● Material:
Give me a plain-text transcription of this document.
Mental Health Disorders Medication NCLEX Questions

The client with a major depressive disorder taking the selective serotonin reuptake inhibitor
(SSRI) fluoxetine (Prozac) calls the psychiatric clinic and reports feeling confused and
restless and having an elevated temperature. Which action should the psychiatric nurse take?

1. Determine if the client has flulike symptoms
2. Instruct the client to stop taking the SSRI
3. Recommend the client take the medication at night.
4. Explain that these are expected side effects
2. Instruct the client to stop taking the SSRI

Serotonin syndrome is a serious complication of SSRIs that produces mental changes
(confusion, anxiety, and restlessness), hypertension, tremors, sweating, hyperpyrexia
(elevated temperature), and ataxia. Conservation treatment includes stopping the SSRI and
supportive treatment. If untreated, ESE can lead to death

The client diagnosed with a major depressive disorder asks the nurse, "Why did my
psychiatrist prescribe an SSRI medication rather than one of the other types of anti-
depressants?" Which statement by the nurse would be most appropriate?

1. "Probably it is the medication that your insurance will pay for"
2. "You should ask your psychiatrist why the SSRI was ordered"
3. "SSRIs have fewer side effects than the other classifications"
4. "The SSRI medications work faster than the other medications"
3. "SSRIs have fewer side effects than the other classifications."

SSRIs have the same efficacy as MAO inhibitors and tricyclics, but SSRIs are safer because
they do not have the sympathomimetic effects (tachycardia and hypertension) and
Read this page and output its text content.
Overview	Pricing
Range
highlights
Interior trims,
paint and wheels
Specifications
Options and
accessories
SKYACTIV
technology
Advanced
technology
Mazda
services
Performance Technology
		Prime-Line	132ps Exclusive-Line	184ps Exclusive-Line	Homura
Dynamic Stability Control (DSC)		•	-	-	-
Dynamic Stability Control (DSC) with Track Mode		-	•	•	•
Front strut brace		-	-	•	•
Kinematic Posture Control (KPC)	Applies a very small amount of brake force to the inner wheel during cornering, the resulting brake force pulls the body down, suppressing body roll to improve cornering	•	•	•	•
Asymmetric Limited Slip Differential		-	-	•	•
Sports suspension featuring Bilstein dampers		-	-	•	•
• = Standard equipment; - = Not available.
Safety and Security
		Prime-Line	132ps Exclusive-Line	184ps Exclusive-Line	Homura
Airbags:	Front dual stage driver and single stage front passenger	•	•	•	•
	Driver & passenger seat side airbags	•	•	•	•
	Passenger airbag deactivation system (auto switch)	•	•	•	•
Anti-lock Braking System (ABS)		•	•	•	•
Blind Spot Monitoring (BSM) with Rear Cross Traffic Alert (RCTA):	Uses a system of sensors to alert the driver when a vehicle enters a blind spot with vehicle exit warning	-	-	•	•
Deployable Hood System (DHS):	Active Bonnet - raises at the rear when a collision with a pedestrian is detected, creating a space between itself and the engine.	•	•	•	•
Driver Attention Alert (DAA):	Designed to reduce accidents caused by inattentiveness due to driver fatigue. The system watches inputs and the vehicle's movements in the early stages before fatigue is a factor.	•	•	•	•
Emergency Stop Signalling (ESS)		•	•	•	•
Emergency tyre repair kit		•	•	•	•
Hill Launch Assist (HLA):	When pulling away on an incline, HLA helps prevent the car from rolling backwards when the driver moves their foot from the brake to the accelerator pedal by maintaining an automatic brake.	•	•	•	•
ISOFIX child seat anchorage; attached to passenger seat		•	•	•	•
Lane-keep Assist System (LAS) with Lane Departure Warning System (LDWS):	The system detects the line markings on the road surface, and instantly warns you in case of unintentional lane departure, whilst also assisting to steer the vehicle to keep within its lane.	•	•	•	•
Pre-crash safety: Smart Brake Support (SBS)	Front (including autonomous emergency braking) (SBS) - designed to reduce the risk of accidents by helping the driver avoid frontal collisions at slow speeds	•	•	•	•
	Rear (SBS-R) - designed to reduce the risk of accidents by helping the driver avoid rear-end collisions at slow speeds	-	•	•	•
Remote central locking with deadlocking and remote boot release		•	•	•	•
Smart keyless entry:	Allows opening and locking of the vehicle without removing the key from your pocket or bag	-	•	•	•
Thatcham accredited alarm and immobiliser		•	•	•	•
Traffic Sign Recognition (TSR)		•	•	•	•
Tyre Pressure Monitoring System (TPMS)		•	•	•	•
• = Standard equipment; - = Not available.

● Exercise: Emit the records above again, exactly, with no line skipped.

● Output for this exercise:
Give me a plain-text transcription of this document.
Mental Health Disorders Medication NCLEX Questions

The client with a major depressive disorder taking the selective serotonin reuptake inhibitor
(SSRI) fluoxetine (Prozac) calls the psychiatric clinic and reports feeling confused and
restless and having an elevated temperature. Which action should the psychiatric nurse take?

1. Determine if the client has flulike symptoms
2. Instruct the client to stop taking the SSRI
3. Recommend the client take the medication at night.
4. Explain that these are expected side effects
2. Instruct the client to stop taking the SSRI

Serotonin syndrome is a serious complication of SSRIs that produces mental changes
(confusion, anxiety, and restlessness), hypertension, tremors, sweating, hyperpyrexia
(elevated temperature), and ataxia. Conservation treatment includes stopping the SSRI and
supportive treatment. If untreated, ESE can lead to death

The client diagnosed with a major depressive disorder asks the nurse, "Why did my
psychiatrist prescribe an SSRI medication rather than one of the other types of anti-
depressants?" Which statement by the nurse would be most appropriate?

1. "Probably it is the medication that your insurance will pay for"
2. "You should ask your psychiatrist why the SSRI was ordered"
3. "SSRIs have fewer side effects than the other classifications"
4. "The SSRI medications work faster than the other medications"
3. "SSRIs have fewer side effects than the other classifications."

SSRIs have the same efficacy as MAO inhibitors and tricyclics, but SSRIs are safer because
they do not have the sympathomimetic effects (tachycardia and hypertension) and
Read this page and output its text content.
Overview	Pricing
Range
highlights
Interior trims,
paint and wheels
Specifications
Options and
accessories
SKYACTIV
technology
Advanced
technology
Mazda
services
Performance Technology
		Prime-Line	132ps Exclusive-Line	184ps Exclusive-Line	Homura
Dynamic Stability Control (DSC)		•	-	-	-
Dynamic Stability Control (DSC) with Track Mode		-	•	•	•
Front strut brace		-	-	•	•
Kinematic Posture Control (KPC)	Applies a very small amount of brake force to the inner wheel during cornering, the resulting brake force pulls the body down, suppressing body roll to improve cornering	•	•	•	•
Asymmetric Limited Slip Differential		-	-	•	•
Sports suspension featuring Bilstein dampers		-	-	•	•
• = Standard equipment; - = Not available.
Safety and Security
		Prime-Line	132ps Exclusive-Line	184ps Exclusive-Line	Homura
Airbags:	Front dual stage driver and single stage front passenger	•	•	•	•
	Driver & passenger seat side airbags	•	•	•	•
	Passenger airbag deactivation system (auto switch)	•	•	•	•
Anti-lock Braking System (ABS)		•	•	•	•
Blind Spot Monitoring (BSM) with Rear Cross Traffic Alert (RCTA):	Uses a system of sensors to alert the driver when a vehicle enters a blind spot with vehicle exit warning	-	-	•	•
Deployable Hood System (DHS):	Active Bonnet - raises at the rear when a collision with a pedestrian is detected, creating a space between itself and the engine.	•	•	•	•
Driver Attention Alert (DAA):	Designed to reduce accidents caused by inattentiveness due to driver fatigue. The system watches inputs and the vehicle's movements in the early stages before fatigue is a factor.	•	•	•	•
Emergency Stop Signalling (ESS)		•	•	•	•
Emergency tyre repair kit		•	•	•	•
Hill Launch Assist (HLA):	When pulling away on an incline, HLA helps prevent the car from rolling backwards when the driver moves their foot from the brake to the accelerator pedal by maintaining an automatic brake.	•	•	•	•
ISOFIX child seat anchorage; attached to passenger seat		•	•	•	•
Lane-keep Assist System (LAS) with Lane Departure Warning System (LDWS):	The system detects the line markings on the road surface, and instantly warns you in case of unintentional lane departure, whilst also assisting to steer the vehicle to keep within its lane.	•	•	•	•
Pre-crash safety: Smart Brake Support (SBS)	Front (including autonomous emergency braking) (SBS) - designed to reduce the risk of accidents by helping the driver avoid frontal collisions at slow speeds	•	•	•	•
	Rear (SBS-R) - designed to reduce the risk of accidents by helping the driver avoid rear-end collisions at slow speeds	-	•	•	•
Remote central locking with deadlocking and remote boot release		•	•	•	•
Smart keyless entry:	Allows opening and locking of the vehicle without removing the key from your pocket or bag	-	•	•	•
Thatcham accredited alarm and immobiliser		•	•	•	•
Traffic Sign Recognition (TSR)		•	•	•	•
Tyre Pressure Monitoring System (TPMS)		•	•	•	•
• = Standard equipment; - = Not available.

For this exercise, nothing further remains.